== Data to process ==
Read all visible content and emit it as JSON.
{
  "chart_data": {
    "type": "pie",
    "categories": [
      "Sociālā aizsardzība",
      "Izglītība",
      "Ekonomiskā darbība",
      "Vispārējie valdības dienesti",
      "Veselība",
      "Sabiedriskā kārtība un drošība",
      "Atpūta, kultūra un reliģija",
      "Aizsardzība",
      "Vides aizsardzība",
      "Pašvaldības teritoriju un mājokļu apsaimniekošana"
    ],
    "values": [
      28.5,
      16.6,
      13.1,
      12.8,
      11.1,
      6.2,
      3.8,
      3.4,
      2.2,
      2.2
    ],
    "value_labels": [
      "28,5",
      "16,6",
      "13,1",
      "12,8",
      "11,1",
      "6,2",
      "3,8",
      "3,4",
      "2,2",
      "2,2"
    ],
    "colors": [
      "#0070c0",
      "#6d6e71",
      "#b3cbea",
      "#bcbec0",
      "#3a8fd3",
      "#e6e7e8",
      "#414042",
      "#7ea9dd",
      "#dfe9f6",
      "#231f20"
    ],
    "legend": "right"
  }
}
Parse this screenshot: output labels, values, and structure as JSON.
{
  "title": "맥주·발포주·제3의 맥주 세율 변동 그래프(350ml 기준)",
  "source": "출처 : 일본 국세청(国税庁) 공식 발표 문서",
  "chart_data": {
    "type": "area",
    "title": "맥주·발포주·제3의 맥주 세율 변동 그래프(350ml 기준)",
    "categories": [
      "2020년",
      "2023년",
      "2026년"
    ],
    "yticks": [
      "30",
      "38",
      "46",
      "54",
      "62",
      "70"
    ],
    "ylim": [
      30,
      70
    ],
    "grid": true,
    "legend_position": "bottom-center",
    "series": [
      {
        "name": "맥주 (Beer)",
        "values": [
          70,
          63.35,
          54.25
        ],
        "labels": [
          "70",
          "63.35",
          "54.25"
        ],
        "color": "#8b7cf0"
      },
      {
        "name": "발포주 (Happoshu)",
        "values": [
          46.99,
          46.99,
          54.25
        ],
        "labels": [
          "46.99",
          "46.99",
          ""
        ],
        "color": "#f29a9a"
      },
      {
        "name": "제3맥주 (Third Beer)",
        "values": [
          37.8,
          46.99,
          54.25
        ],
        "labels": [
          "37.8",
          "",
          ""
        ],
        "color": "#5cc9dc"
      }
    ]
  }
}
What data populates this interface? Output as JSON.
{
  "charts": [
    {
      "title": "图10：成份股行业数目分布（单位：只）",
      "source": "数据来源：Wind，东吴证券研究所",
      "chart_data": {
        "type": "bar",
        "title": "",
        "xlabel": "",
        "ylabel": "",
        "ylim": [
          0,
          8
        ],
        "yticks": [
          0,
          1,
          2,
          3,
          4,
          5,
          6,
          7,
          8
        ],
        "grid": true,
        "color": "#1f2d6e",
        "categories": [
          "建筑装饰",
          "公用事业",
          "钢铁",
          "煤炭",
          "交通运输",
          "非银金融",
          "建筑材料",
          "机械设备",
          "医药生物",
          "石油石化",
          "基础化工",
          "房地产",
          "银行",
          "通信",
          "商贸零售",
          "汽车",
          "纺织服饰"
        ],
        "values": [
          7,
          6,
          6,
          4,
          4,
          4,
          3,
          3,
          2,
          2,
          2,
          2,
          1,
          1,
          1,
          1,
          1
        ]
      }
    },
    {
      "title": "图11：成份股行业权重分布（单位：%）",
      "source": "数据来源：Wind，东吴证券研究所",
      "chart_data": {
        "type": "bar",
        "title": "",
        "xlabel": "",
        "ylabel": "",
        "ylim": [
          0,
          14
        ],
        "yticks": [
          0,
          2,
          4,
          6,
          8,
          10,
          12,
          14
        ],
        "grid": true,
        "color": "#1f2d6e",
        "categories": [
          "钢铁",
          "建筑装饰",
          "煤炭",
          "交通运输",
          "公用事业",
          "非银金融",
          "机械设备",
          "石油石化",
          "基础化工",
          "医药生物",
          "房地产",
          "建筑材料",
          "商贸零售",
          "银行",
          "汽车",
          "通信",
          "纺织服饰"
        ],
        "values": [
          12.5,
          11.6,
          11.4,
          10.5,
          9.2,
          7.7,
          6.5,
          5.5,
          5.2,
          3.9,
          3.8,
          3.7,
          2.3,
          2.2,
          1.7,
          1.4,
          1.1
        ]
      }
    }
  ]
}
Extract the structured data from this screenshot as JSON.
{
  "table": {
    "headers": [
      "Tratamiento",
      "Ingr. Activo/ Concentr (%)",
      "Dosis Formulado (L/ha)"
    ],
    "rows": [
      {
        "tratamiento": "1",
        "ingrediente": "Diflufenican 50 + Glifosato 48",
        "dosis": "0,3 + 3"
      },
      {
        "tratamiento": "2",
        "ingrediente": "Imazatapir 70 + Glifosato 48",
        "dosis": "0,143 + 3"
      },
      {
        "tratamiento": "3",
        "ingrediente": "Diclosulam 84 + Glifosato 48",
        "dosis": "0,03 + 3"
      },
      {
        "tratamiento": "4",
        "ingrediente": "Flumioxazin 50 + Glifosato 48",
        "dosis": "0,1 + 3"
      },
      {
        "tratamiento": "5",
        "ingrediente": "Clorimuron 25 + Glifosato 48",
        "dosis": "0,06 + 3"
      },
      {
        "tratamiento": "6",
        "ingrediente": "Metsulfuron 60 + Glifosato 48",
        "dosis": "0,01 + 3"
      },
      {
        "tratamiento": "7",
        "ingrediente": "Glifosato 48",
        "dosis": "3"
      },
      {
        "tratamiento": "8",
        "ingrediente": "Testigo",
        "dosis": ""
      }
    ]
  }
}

== Requirement ==
Write the listing out again, exactly as it reads.

== Output ==
Read all visible content and emit it as JSON.
{
  "chart_data": {
    "type": "pie",
    "categories": [
      "Sociālā aizsardzība",
      "Izglītība",
      "Ekonomiskā darbība",
      "Vispārējie valdības dienesti",
      "Veselība",
      "Sabiedriskā kārtība un drošība",
      "Atpūta, kultūra un reliģija",
      "Aizsardzība",
      "Vides aizsardzība",
      "Pašvaldības teritoriju un mājokļu apsaimniekošana"
    ],
    "values": [
      28.5,
      16.6,
      13.1,
      12.8,
      11.1,
      6.2,
      3.8,
      3.4,
      2.2,
      2.2
    ],
    "value_labels": [
      "28,5",
      "16,6",
      "13,1",
      "12,8",
      "11,1",
      "6,2",
      "3,8",
      "3,4",
      "2,2",
      "2,2"
    ],
    "colors": [
      "#0070c0",
      "#6d6e71",
      "#b3cbea",
      "#bcbec0",
      "#3a8fd3",
      "#e6e7e8",
      "#414042",
      "#7ea9dd",
      "#dfe9f6",
      "#231f20"
    ],
    "legend": "right"
  }
}
Parse this screenshot: output labels, values, and structure as JSON.
{
  "title": "맥주·발포주·제3의 맥주 세율 변동 그래프(350ml 기준)",
  "source": "출처 : 일본 국세청(国税庁) 공식 발표 문서",
  "chart_data": {
    "type": "area",
    "title": "맥주·발포주·제3의 맥주 세율 변동 그래프(350ml 기준)",
    "categories": [
      "2020년",
      "2023년",
      "2026년"
    ],
    "yticks": [
      "30",
      "38",
      "46",
      "54",
      "62",
      "70"
    ],
    "ylim": [
      30,
      70
    ],
    "grid": true,
    "legend_position": "bottom-center",
    "series": [
      {
        "name": "맥주 (Beer)",
        "values": [
          70,
          63.35,
          54.25
        ],
        "labels": [
          "70",
          "63.35",
          "54.25"
        ],
        "color": "#8b7cf0"
      },
      {
        "name": "발포주 (Happoshu)",
        "values": [
          46.99,
          46.99,
          54.25
        ],
        "labels": [
          "46.99",
          "46.99",
          ""
        ],
        "color": "#f29a9a"
      },
      {
        "name": "제3맥주 (Third Beer)",
        "values": [
          37.8,
          46.99,
          54.25
        ],
        "labels": [
          "37.8",
          "",
          ""
        ],
        "color": "#5cc9dc"
      }
    ]
  }
}
What data populates this interface? Output as JSON.
{
  "charts": [
    {
      "title": "图10：成份股行业数目分布（单位：只）",
      "source": "数据来源：Wind，东吴证券研究所",
      "chart_data": {
        "type": "bar",
        "title": "",
        "xlabel": "",
        "ylabel": "",
        "ylim": [
          0,
          8
        ],
        "yticks": [
          0,
          1,
          2,
          3,
          4,
          5,
          6,
          7,
          8
        ],
        "grid": true,
        "color": "#1f2d6e",
        "categories": [
          "建筑装饰",
          "公用事业",
          "钢铁",
          "煤炭",
          "交通运输",
          "非银金融",
          "建筑材料",
          "机械设备",
          "医药生物",
          "石油石化",
          "基础化工",
          "房地产",
          "银行",
          "通信",
          "商贸零售",
          "汽车",
          "纺织服饰"
        ],
        "values": [
          7,
          6,
          6,
          4,
          4,
          4,
          3,
          3,
          2,
          2,
          2,
          2,
          1,
          1,
          1,
          1,
          1
        ]
      }
    },
    {
      "title": "图11：成份股行业权重分布（单位：%）",
      "source": "数据来源：Wind，东吴证券研究所",
      "chart_data": {
        "type": "bar",
        "title": "",
        "xlabel": "",
        "ylabel": "",
        "ylim": [
          0,
          14
        ],
        "yticks": [
          0,
          2,
          4,
          6,
          8,
          10,
          12,
          14
        ],
        "grid": true,
        "color": "#1f2d6e",
        "categories": [
          "钢铁",
          "建筑装饰",
          "煤炭",
          "交通运输",
          "公用事业",
          "非银金融",
          "机械设备",
          "石油石化",
          "基础化工",
          "医药生物",
          "房地产",
          "建筑材料",
          "商贸零售",
          "银行",
          "汽车",
          "通信",
          "纺织服饰"
        ],
        "values": [
          12.5,
          11.6,
          11.4,
          10.5,
          9.2,
          7.7,
          6.5,
          5.5,
          5.2,
          3.9,
          3.8,
          3.7,
          2.3,
          2.2,
          1.7,
          1.4,
          1.1
        ]
      }
    }
  ]
}
Extract the structured data from this screenshot as JSON.
{
  "table": {
    "headers": [
      "Tratamiento",
      "Ingr. Activo/ Concentr (%)",
      "Dosis Formulado (L/ha)"
    ],
    "rows": [
      {
        "tratamiento": "1",
        "ingrediente": "Diflufenican 50 + Glifosato 48",
        "dosis": "0,3 + 3"
      },
      {
        "tratamiento": "2",
        "ingrediente": "Imazatapir 70 + Glifosato 48",
        "dosis": "0,143 + 3"
      },
      {
        "tratamiento": "3",
        "ingrediente": "Diclosulam 84 + Glifosato 48",
        "dosis": "0,03 + 3"
      },
      {
        "tratamiento": "4",
        "ingrediente": "Flumioxazin 50 + Glifosato 48",
        "dosis": "0,1 + 3"
      },
      {
        "tratamiento": "5",
        "ingrediente": "Clorimuron 25 + Glifosato 48",
        "dosis": "0,06 + 3"
      },
      {
        "tratamiento": "6",
        "ingrediente": "Metsulfuron 60 + Glifosato 48",
        "dosis": "0,01 + 3"
      },
      {
        "tratamiento": "7",
        "ingrediente": "Glifosato 48",
        "dosis": "3"
      },
      {
        "tratamiento": "8",
        "ingrediente": "Testigo",
        "dosis": ""
      }
    ]
  }
}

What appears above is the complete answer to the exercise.